§ What is being asked: Rewrite the material below in full, replacing every occurrence of "Broadcasters" with "TV Networks" and leaving everything else unchanged.

§ Information given:
---------------
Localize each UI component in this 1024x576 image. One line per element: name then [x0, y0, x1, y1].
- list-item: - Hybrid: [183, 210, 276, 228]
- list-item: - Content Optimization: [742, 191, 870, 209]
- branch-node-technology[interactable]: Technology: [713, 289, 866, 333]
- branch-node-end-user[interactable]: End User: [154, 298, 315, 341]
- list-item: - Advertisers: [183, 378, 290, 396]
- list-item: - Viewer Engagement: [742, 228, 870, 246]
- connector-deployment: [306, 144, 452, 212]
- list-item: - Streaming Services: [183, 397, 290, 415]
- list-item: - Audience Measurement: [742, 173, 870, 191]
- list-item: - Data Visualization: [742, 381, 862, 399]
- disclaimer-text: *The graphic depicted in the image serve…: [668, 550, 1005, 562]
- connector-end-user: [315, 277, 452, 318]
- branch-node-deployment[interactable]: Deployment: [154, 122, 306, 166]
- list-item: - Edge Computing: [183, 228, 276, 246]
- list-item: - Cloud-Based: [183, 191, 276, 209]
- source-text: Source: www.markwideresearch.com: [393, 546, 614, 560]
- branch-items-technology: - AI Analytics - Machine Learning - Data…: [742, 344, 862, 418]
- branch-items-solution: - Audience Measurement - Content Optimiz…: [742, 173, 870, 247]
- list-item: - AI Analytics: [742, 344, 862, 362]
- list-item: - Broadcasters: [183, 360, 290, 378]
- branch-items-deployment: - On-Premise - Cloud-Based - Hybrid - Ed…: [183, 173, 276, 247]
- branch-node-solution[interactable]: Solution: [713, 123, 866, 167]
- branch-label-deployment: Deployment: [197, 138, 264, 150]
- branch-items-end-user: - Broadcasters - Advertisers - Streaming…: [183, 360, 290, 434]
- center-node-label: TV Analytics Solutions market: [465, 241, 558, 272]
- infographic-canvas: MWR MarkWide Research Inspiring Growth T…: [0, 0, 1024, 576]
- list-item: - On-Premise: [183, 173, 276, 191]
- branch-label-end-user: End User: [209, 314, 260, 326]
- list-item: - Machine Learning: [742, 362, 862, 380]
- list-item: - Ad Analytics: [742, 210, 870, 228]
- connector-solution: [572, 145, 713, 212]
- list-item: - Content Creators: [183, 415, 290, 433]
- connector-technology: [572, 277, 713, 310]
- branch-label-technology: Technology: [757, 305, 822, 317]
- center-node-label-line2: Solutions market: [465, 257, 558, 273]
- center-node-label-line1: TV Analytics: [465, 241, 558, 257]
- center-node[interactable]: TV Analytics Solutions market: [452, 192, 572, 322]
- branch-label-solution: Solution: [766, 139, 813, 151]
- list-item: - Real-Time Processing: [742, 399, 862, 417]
---------------
§ Correct result:
Localize each UI component in this 1024x576 image. One line per element: name then [x0, y0, x1, y1].
- list-item: - Hybrid: [183, 210, 276, 228]
- list-item: - Content Optimization: [742, 191, 870, 209]
- branch-node-technology[interactable]: Technology: [713, 289, 866, 333]
- branch-node-end-user[interactable]: End User: [154, 298, 315, 341]
- list-item: - Advertisers: [183, 378, 290, 396]
- list-item: - Viewer Engagement: [742, 228, 870, 246]
- connector-deployment: [306, 144, 452, 212]
- list-item: - Streaming Services: [183, 397, 290, 415]
- list-item: - Audience Measurement: [742, 173, 870, 191]
- list-item: - Data Visualization: [742, 381, 862, 399]
- disclaimer-text: *The graphic depicted in the image serve…: [668, 550, 1005, 562]
- connector-end-user: [315, 277, 452, 318]
- branch-node-deployment[interactable]: Deployment: [154, 122, 306, 166]
- list-item: - Edge Computing: [183, 228, 276, 246]
- list-item: - Cloud-Based: [183, 191, 276, 209]
- source-text: Source: www.markwideresearch.com: [393, 546, 614, 560]
- branch-items-technology: - AI Analytics - Machine Learning - Data…: [742, 344, 862, 418]
- branch-items-solution: - Audience Measurement - Content Optimiz…: [742, 173, 870, 247]
- list-item: - AI Analytics: [742, 344, 862, 362]
- list-item: - TV Networks: [183, 360, 290, 378]
- branch-items-deployment: - On-Premise - Cloud-Based - Hybrid - Ed…: [183, 173, 276, 247]
- branch-node-solution[interactable]: Solution: [713, 123, 866, 167]
- branch-label-deployment: Deployment: [197, 138, 264, 150]
- branch-items-end-user: - TV Networks - Advertisers - Streaming…: [183, 360, 290, 434]
- center-node-label: TV Analytics Solutions market: [465, 241, 558, 272]
- infographic-canvas: MWR MarkWide Research Inspiring Growth T…: [0, 0, 1024, 576]
- list-item: - On-Premise: [183, 173, 276, 191]
- branch-label-end-user: End User: [209, 314, 260, 326]
- list-item: - Machine Learning: [742, 362, 862, 380]
- list-item: - Ad Analytics: [742, 210, 870, 228]
- connector-solution: [572, 145, 713, 212]
- list-item: - Content Creators: [183, 415, 290, 433]
- connector-technology: [572, 277, 713, 310]
- branch-label-technology: Technology: [757, 305, 822, 317]
- center-node-label-line2: Solutions market: [465, 257, 558, 273]
- center-node-label-line1: TV Analytics: [465, 241, 558, 257]
- center-node[interactable]: TV Analytics Solutions market: [452, 192, 572, 322]
- branch-label-solution: Solution: [766, 139, 813, 151]
- list-item: - Real-Time Processing: [742, 399, 862, 417]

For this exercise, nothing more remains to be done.